[Dataset entries]
☆ ☆ ☆ ☆ ☆
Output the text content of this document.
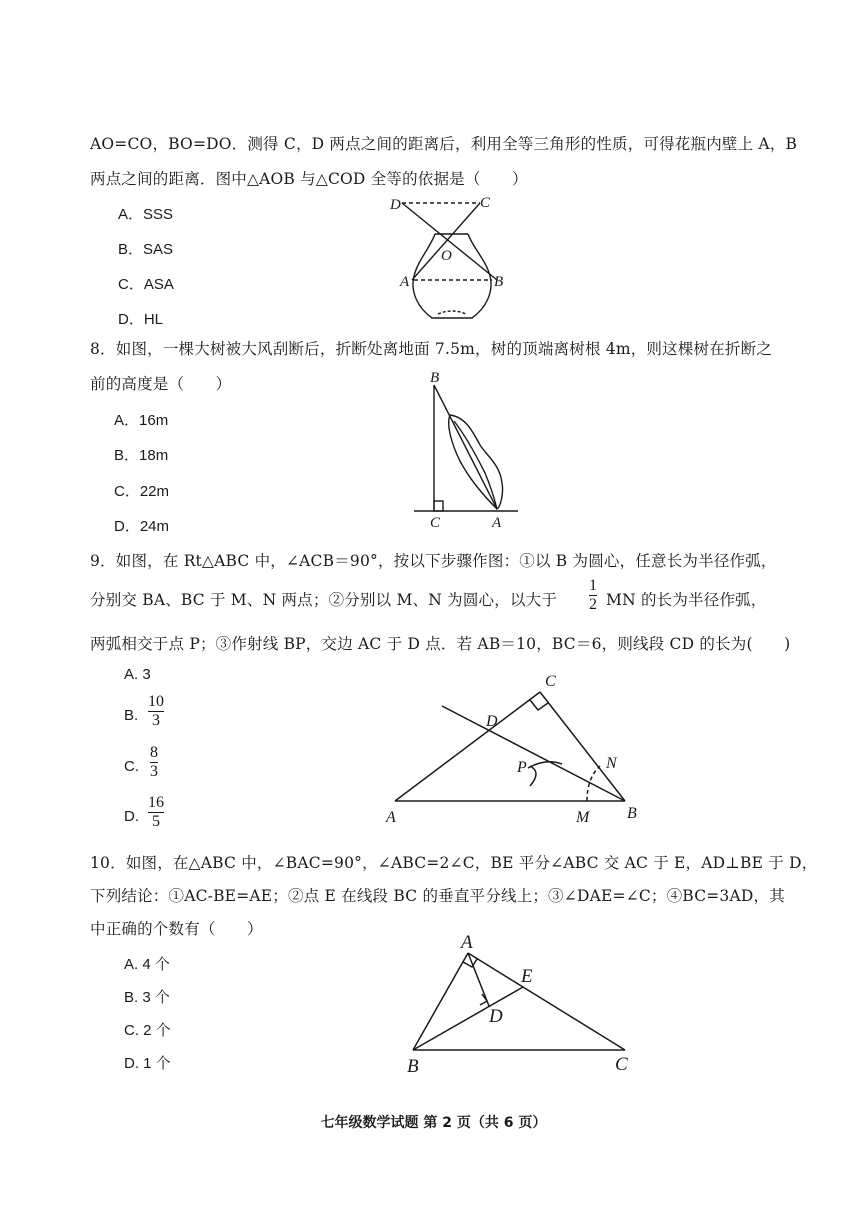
AO=CO，BO=DO．测得 C，D 两点之间的距离后，利用全等三角形的性质，可得花瓶内壁上 A，B
两点之间的距离．图中△AOB 与△COD 全等的依据是（　　）
A．SSS
B．SAS
C．ASA
D．HL
D	C
O
A	B
8．如图，一棵大树被大风刮断后，折断处离地面 7.5m，树的顶端离树根 4m，则这棵树在折断之
前的高度是（　　）
A．16m
B．18m
C．22m
D．24m
B
C	A
9．如图，在 Rt△ABC 中，∠ACB＝90°，按以下步骤作图：①以 B 为圆心，任意长为半径作弧，
分别交 BA、BC 于 M、N 两点；②分别以 M、N 为圆心，以大于
1
2 MN 的长为半径作弧，
两弧相交于点 P；③作射线 BP，交边 AC 于 D 点．若 AB＝10，BC＝6，则线段 CD 的长为(　　)
A. 3
B.
10
3
C.
8
3
D.
16
5
C
D
P	N
A	M B
10．如图，在△ABC 中，∠BAC=90°，∠ABC=2∠C，BE 平分∠ABC 交 AC 于 E，AD⊥BE 于 D，
下列结论：①AC-BE=AE；②点 E 在线段 BC 的垂直平分线上；③∠DAE=∠C；④BC=3AD，其
中正确的个数有（　　）
A. 4 个
B. 3 个
C. 2 个
D. 1 个
A
E
D
B	C
七年级数学试题 第 2 页（共 6 页）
☆ ☆ ☆ ☆ ☆
:: Exercise brief ::
Exclude the pictures and repeat every other part of the records word for word.

:: Written answer ::
Output the text content of this document.
AO=CO，BO=DO．测得 C，D 两点之间的距离后，利用全等三角形的性质，可得花瓶内壁上 A，B
两点之间的距离．图中△AOB 与△COD 全等的依据是（　　）
A．SSS
B．SAS
C．ASA
D．HL
D	C
O
A	B
8．如图，一棵大树被大风刮断后，折断处离地面 7.5m，树的顶端离树根 4m，则这棵树在折断之
前的高度是（　　）
A．16m
B．18m
C．22m
D．24m
B
C	A
9．如图，在 Rt△ABC 中，∠ACB＝90°，按以下步骤作图：①以 B 为圆心，任意长为半径作弧，
分别交 BA、BC 于 M、N 两点；②分别以 M、N 为圆心，以大于
1
2 MN 的长为半径作弧，
两弧相交于点 P；③作射线 BP，交边 AC 于 D 点．若 AB＝10，BC＝6，则线段 CD 的长为(　　)
A. 3
B.
10
3
C.
8
3
D.
16
5
C
D
P	N
A	M B
10．如图，在△ABC 中，∠BAC=90°，∠ABC=2∠C，BE 平分∠ABC 交 AC 于 E，AD⊥BE 于 D，
下列结论：①AC-BE=AE；②点 E 在线段 BC 的垂直平分线上；③∠DAE=∠C；④BC=3AD，其
中正确的个数有（　　）
A. 4 个
B. 3 个
C. 2 个
D. 1 个
A
E
D
B	C
七年级数学试题 第 2 页（共 6 页）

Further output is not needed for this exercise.